What you have to do: Output all records precisely as written.

□ □ □ □

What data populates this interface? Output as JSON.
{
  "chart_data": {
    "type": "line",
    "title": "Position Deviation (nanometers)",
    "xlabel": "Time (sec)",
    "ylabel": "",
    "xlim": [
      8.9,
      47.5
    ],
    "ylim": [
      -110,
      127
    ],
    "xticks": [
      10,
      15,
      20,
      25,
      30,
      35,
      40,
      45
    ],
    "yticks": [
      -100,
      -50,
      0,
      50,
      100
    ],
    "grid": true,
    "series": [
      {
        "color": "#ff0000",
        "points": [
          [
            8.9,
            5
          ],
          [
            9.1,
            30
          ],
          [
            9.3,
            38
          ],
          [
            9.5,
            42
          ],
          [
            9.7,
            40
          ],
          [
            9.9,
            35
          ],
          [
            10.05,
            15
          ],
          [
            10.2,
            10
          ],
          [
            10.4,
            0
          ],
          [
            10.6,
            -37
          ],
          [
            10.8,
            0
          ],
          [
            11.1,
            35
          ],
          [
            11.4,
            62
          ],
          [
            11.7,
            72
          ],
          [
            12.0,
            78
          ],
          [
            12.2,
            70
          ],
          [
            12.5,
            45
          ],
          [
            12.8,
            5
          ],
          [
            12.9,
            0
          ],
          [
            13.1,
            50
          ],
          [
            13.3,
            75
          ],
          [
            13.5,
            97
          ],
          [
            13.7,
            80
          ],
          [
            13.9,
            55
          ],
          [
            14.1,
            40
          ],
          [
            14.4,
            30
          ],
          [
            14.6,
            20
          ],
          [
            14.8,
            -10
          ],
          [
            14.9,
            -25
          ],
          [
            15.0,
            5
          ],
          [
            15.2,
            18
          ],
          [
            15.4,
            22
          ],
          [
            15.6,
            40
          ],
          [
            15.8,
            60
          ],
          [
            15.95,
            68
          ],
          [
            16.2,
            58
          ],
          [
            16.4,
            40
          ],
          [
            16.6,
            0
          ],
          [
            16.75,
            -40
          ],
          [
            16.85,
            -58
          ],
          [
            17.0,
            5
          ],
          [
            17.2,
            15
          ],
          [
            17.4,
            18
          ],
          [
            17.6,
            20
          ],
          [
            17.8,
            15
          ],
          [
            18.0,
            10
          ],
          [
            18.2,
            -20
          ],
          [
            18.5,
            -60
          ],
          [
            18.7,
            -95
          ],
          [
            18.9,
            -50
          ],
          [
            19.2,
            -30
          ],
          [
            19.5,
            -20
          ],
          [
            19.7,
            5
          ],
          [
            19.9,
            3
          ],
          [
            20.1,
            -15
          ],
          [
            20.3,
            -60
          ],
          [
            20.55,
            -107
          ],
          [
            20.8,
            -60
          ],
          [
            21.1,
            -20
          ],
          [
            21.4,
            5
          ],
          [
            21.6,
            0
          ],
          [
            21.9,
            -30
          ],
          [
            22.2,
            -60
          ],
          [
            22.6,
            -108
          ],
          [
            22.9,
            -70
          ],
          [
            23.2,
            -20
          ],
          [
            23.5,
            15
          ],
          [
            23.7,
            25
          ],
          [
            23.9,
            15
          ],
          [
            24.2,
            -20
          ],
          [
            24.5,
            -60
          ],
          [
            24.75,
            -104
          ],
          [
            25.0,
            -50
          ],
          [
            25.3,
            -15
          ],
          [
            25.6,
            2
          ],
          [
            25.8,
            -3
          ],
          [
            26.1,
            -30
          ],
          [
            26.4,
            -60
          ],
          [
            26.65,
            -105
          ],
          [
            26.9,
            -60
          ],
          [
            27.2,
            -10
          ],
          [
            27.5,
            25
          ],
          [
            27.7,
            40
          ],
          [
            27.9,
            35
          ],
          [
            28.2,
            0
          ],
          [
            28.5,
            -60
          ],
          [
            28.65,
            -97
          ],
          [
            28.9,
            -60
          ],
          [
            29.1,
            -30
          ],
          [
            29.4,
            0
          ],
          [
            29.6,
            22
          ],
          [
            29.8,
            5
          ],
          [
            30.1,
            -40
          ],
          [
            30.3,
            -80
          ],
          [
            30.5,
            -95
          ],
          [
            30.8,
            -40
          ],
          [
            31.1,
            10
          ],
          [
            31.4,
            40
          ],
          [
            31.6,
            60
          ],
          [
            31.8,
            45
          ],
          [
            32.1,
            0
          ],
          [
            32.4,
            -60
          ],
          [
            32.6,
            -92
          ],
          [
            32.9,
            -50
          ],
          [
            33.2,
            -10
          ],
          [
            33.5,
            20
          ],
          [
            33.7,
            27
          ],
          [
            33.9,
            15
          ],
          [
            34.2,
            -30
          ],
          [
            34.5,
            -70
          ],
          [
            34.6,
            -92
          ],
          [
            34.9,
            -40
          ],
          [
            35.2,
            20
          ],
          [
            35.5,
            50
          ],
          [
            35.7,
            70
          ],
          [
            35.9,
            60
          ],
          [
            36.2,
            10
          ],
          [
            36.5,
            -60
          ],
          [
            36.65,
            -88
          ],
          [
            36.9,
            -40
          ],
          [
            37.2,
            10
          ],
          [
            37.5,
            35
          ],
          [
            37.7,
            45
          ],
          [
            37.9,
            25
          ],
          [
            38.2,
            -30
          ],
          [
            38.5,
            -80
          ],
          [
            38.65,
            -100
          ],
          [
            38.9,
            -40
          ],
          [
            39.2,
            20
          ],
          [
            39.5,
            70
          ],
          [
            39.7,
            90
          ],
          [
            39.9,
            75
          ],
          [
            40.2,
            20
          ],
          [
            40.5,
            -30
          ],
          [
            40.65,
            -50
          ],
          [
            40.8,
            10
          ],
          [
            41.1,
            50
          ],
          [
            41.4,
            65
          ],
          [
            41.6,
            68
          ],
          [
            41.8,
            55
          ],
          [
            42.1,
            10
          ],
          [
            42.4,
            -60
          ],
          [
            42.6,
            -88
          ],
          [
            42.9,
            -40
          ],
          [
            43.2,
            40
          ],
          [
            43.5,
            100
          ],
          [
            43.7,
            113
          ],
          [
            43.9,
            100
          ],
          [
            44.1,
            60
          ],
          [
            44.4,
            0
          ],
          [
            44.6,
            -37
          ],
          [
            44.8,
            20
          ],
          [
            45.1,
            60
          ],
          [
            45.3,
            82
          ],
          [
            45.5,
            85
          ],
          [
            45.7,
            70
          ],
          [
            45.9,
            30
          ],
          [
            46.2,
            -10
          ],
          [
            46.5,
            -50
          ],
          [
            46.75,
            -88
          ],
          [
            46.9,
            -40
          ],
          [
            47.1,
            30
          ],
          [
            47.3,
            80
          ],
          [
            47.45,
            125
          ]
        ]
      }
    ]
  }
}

□ □ □ □

Exercise response:
What data populates this interface? Output as JSON.
{
  "chart_data": {
    "type": "line",
    "title": "Position Deviation (nanometers)",
    "xlabel": "Time (sec)",
    "ylabel": "",
    "xlim": [
      8.9,
      47.5
    ],
    "ylim": [
      -110,
      127
    ],
    "xticks": [
      10,
      15,
      20,
      25,
      30,
      35,
      40,
      45
    ],
    "yticks": [
      -100,
      -50,
      0,
      50,
      100
    ],
    "grid": true,
    "series": [
      {
        "color": "#ff0000",
        "points": [
          [
            8.9,
            5
          ],
          [
            9.1,
            30
          ],
          [
            9.3,
            38
          ],
          [
            9.5,
            42
          ],
          [
            9.7,
            40
          ],
          [
            9.9,
            35
          ],
          [
            10.05,
            15
          ],
          [
            10.2,
            10
          ],
          [
            10.4,
            0
          ],
          [
            10.6,
            -37
          ],
          [
            10.8,
            0
          ],
          [
            11.1,
            35
          ],
          [
            11.4,
            62
          ],
          [
            11.7,
            72
          ],
          [
            12.0,
            78
          ],
          [
            12.2,
            70
          ],
          [
            12.5,
            45
          ],
          [
            12.8,
            5
          ],
          [
            12.9,
            0
          ],
          [
            13.1,
            50
          ],
          [
            13.3,
            75
          ],
          [
            13.5,
            97
          ],
          [
            13.7,
            80
          ],
          [
            13.9,
            55
          ],
          [
            14.1,
            40
          ],
          [
            14.4,
            30
          ],
          [
            14.6,
            20
          ],
          [
            14.8,
            -10
          ],
          [
            14.9,
            -25
          ],
          [
            15.0,
            5
          ],
          [
            15.2,
            18
          ],
          [
            15.4,
            22
          ],
          [
            15.6,
            40
          ],
          [
            15.8,
            60
          ],
          [
            15.95,
            68
          ],
          [
            16.2,
            58
          ],
          [
            16.4,
            40
          ],
          [
            16.6,
            0
          ],
          [
            16.75,
            -40
          ],
          [
            16.85,
            -58
          ],
          [
            17.0,
            5
          ],
          [
            17.2,
            15
          ],
          [
            17.4,
            18
          ],
          [
            17.6,
            20
          ],
          [
            17.8,
            15
          ],
          [
            18.0,
            10
          ],
          [
            18.2,
            -20
          ],
          [
            18.5,
            -60
          ],
          [
            18.7,
            -95
          ],
          [
            18.9,
            -50
          ],
          [
            19.2,
            -30
          ],
          [
            19.5,
            -20
          ],
          [
            19.7,
            5
          ],
          [
            19.9,
            3
          ],
          [
            20.1,
            -15
          ],
          [
            20.3,
            -60
          ],
          [
            20.55,
            -107
          ],
          [
            20.8,
            -60
          ],
          [
            21.1,
            -20
          ],
          [
            21.4,
            5
          ],
          [
            21.6,
            0
          ],
          [
            21.9,
            -30
          ],
          [
            22.2,
            -60
          ],
          [
            22.6,
            -108
          ],
          [
            22.9,
            -70
          ],
          [
            23.2,
            -20
          ],
          [
            23.5,
            15
          ],
          [
            23.7,
            25
          ],
          [
            23.9,
            15
          ],
          [
            24.2,
            -20
          ],
          [
            24.5,
            -60
          ],
          [
            24.75,
            -104
          ],
          [
            25.0,
            -50
          ],
          [
            25.3,
            -15
          ],
          [
            25.6,
            2
          ],
          [
            25.8,
            -3
          ],
          [
            26.1,
            -30
          ],
          [
            26.4,
            -60
          ],
          [
            26.65,
            -105
          ],
          [
            26.9,
            -60
          ],
          [
            27.2,
            -10
          ],
          [
            27.5,
            25
          ],
          [
            27.7,
            40
          ],
          [
            27.9,
            35
          ],
          [
            28.2,
            0
          ],
          [
            28.5,
            -60
          ],
          [
            28.65,
            -97
          ],
          [
            28.9,
            -60
          ],
          [
            29.1,
            -30
          ],
          [
            29.4,
            0
          ],
          [
            29.6,
            22
          ],
          [
            29.8,
            5
          ],
          [
            30.1,
            -40
          ],
          [
            30.3,
            -80
          ],
          [
            30.5,
            -95
          ],
          [
            30.8,
            -40
          ],
          [
            31.1,
            10
          ],
          [
            31.4,
            40
          ],
          [
            31.6,
            60
          ],
          [
            31.8,
            45
          ],
          [
            32.1,
            0
          ],
          [
            32.4,
            -60
          ],
          [
            32.6,
            -92
          ],
          [
            32.9,
            -50
          ],
          [
            33.2,
            -10
          ],
          [
            33.5,
            20
          ],
          [
            33.7,
            27
          ],
          [
            33.9,
            15
          ],
          [
            34.2,
            -30
          ],
          [
            34.5,
            -70
          ],
          [
            34.6,
            -92
          ],
          [
            34.9,
            -40
          ],
          [
            35.2,
            20
          ],
          [
            35.5,
            50
          ],
          [
            35.7,
            70
          ],
          [
            35.9,
            60
          ],
          [
            36.2,
            10
          ],
          [
            36.5,
            -60
          ],
          [
            36.65,
            -88
          ],
          [
            36.9,
            -40
          ],
          [
            37.2,
            10
          ],
          [
            37.5,
            35
          ],
          [
            37.7,
            45
          ],
          [
            37.9,
            25
          ],
          [
            38.2,
            -30
          ],
          [
            38.5,
            -80
          ],
          [
            38.65,
            -100
          ],
          [
            38.9,
            -40
          ],
          [
            39.2,
            20
          ],
          [
            39.5,
            70
          ],
          [
            39.7,
            90
          ],
          [
            39.9,
            75
          ],
          [
            40.2,
            20
          ],
          [
            40.5,
            -30
          ],
          [
            40.65,
            -50
          ],
          [
            40.8,
            10
          ],
          [
            41.1,
            50
          ],
          [
            41.4,
            65
          ],
          [
            41.6,
            68
          ],
          [
            41.8,
            55
          ],
          [
            42.1,
            10
          ],
          [
            42.4,
            -60
          ],
          [
            42.6,
            -88
          ],
          [
            42.9,
            -40
          ],
          [
            43.2,
            40
          ],
          [
            43.5,
            100
          ],
          [
            43.7,
            113
          ],
          [
            43.9,
            100
          ],
          [
            44.1,
            60
          ],
          [
            44.4,
            0
          ],
          [
            44.6,
            -37
          ],
          [
            44.8,
            20
          ],
          [
            45.1,
            60
          ],
          [
            45.3,
            82
          ],
          [
            45.5,
            85
          ],
          [
            45.7,
            70
          ],
          [
            45.9,
            30
          ],
          [
            46.2,
            -10
          ],
          [
            46.5,
            -50
          ],
          [
            46.75,
            -88
          ],
          [
            46.9,
            -40
          ],
          [
            47.1,
            30
          ],
          [
            47.3,
            80
          ],
          [
            47.45,
            125
          ]
        ]
      }
    ]
  }
}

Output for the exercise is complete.